§ **WHAT THE EXERCISE ASKS**
Reproduce all the entries exactly.

(Stored data entries)
>> Start
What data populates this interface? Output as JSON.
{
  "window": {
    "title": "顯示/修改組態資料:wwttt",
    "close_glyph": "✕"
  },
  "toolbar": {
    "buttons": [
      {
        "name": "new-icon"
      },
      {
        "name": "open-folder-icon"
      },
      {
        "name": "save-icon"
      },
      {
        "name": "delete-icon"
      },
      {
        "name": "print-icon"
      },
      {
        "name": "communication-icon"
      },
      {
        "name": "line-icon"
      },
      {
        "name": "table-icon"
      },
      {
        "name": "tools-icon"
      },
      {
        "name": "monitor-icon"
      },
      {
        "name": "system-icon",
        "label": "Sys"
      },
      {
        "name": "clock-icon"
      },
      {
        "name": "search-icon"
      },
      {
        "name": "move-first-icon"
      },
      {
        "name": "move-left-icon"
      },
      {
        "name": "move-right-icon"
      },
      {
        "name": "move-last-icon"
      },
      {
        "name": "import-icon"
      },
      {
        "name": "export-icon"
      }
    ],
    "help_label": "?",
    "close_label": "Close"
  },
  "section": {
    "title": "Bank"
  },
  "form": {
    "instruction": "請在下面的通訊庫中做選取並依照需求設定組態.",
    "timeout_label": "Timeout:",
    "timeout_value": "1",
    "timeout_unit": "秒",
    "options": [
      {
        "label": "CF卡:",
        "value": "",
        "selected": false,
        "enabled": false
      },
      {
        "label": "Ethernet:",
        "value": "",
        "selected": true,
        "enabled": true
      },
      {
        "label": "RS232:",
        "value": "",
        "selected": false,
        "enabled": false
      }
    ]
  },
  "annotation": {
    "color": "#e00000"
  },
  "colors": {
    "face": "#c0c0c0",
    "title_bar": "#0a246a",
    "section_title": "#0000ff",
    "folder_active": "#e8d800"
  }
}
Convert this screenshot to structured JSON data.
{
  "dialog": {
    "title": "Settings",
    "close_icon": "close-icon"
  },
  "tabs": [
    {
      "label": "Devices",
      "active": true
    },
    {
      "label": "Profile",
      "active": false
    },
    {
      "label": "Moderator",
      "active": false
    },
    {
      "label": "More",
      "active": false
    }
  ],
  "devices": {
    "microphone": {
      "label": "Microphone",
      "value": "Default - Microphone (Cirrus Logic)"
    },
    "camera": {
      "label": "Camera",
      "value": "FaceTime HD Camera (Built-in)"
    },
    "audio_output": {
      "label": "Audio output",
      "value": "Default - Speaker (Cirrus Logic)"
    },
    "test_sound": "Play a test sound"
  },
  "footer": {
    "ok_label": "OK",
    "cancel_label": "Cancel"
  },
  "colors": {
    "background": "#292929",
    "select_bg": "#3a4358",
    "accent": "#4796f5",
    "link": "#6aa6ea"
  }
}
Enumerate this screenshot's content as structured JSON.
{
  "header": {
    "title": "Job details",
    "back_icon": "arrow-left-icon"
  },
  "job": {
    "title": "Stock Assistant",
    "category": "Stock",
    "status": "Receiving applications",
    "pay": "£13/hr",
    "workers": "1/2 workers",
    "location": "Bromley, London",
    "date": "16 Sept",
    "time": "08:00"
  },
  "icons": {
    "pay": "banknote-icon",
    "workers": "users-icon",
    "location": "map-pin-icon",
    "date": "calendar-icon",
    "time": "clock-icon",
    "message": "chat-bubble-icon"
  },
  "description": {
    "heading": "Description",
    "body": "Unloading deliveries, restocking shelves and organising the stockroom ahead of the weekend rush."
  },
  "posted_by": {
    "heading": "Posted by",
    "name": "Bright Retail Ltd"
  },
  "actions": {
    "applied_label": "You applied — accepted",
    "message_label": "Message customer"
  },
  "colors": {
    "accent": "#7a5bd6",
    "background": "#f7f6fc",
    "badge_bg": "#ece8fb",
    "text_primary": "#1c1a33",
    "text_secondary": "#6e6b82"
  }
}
>> End
§ **CORRECT RESULT**
What data populates this interface? Output as JSON.
{
  "window": {
    "title": "顯示/修改組態資料:wwttt",
    "close_glyph": "✕"
  },
  "toolbar": {
    "buttons": [
      {
        "name": "new-icon"
      },
      {
        "name": "open-folder-icon"
      },
      {
        "name": "save-icon"
      },
      {
        "name": "delete-icon"
      },
      {
        "name": "print-icon"
      },
      {
        "name": "communication-icon"
      },
      {
        "name": "line-icon"
      },
      {
        "name": "table-icon"
      },
      {
        "name": "tools-icon"
      },
      {
        "name": "monitor-icon"
      },
      {
        "name": "system-icon",
        "label": "Sys"
      },
      {
        "name": "clock-icon"
      },
      {
        "name": "search-icon"
      },
      {
        "name": "move-first-icon"
      },
      {
        "name": "move-left-icon"
      },
      {
        "name": "move-right-icon"
      },
      {
        "name": "move-last-icon"
      },
      {
        "name": "import-icon"
      },
      {
        "name": "export-icon"
      }
    ],
    "help_label": "?",
    "close_label": "Close"
  },
  "section": {
    "title": "Bank"
  },
  "form": {
    "instruction": "請在下面的通訊庫中做選取並依照需求設定組態.",
    "timeout_label": "Timeout:",
    "timeout_value": "1",
    "timeout_unit": "秒",
    "options": [
      {
        "label": "CF卡:",
        "value": "",
        "selected": false,
        "enabled": false
      },
      {
        "label": "Ethernet:",
        "value": "",
        "selected": true,
        "enabled": true
      },
      {
        "label": "RS232:",
        "value": "",
        "selected": false,
        "enabled": false
      }
    ]
  },
  "annotation": {
    "color": "#e00000"
  },
  "colors": {
    "face": "#c0c0c0",
    "title_bar": "#0a246a",
    "section_title": "#0000ff",
    "folder_active": "#e8d800"
  }
}
Convert this screenshot to structured JSON data.
{
  "dialog": {
    "title": "Settings",
    "close_icon": "close-icon"
  },
  "tabs": [
    {
      "label": "Devices",
      "active": true
    },
    {
      "label": "Profile",
      "active": false
    },
    {
      "label": "Moderator",
      "active": false
    },
    {
      "label": "More",
      "active": false
    }
  ],
  "devices": {
    "microphone": {
      "label": "Microphone",
      "value": "Default - Microphone (Cirrus Logic)"
    },
    "camera": {
      "label": "Camera",
      "value": "FaceTime HD Camera (Built-in)"
    },
    "audio_output": {
      "label": "Audio output",
      "value": "Default - Speaker (Cirrus Logic)"
    },
    "test_sound": "Play a test sound"
  },
  "footer": {
    "ok_label": "OK",
    "cancel_label": "Cancel"
  },
  "colors": {
    "background": "#292929",
    "select_bg": "#3a4358",
    "accent": "#4796f5",
    "link": "#6aa6ea"
  }
}
Enumerate this screenshot's content as structured JSON.
{
  "header": {
    "title": "Job details",
    "back_icon": "arrow-left-icon"
  },
  "job": {
    "title": "Stock Assistant",
    "category": "Stock",
    "status": "Receiving applications",
    "pay": "£13/hr",
    "workers": "1/2 workers",
    "location": "Bromley, London",
    "date": "16 Sept",
    "time": "08:00"
  },
  "icons": {
    "pay": "banknote-icon",
    "workers": "users-icon",
    "location": "map-pin-icon",
    "date": "calendar-icon",
    "time": "clock-icon",
    "message": "chat-bubble-icon"
  },
  "description": {
    "heading": "Description",
    "body": "Unloading deliveries, restocking shelves and organising the stockroom ahead of the weekend rush."
  },
  "posted_by": {
    "heading": "Posted by",
    "name": "Bright Retail Ltd"
  },
  "actions": {
    "applied_label": "You applied — accepted",
    "message_label": "Message customer"
  },
  "colors": {
    "accent": "#7a5bd6",
    "background": "#f7f6fc",
    "badge_bg": "#ece8fb",
    "text_primary": "#1c1a33",
    "text_secondary": "#6e6b82"
  }
}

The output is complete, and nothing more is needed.